- Problem description -
Write out the whole listing again, exactly.
##### Given records #####
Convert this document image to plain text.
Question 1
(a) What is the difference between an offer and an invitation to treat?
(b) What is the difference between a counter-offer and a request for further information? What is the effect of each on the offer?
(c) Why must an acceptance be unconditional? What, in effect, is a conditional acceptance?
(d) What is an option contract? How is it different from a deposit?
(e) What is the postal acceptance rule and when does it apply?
#####
- Solved problem -
Convert this document image to plain text.
Question 1
(a) What is the difference between an offer and an invitation to treat?
(b) What is the difference between a counter-offer and a request for further information? What is the effect of each on the offer?
(c) Why must an acceptance be unconditional? What, in effect, is a conditional acceptance?
(d) What is an option contract? How is it different from a deposit?
(e) What is the postal acceptance rule and when does it apply?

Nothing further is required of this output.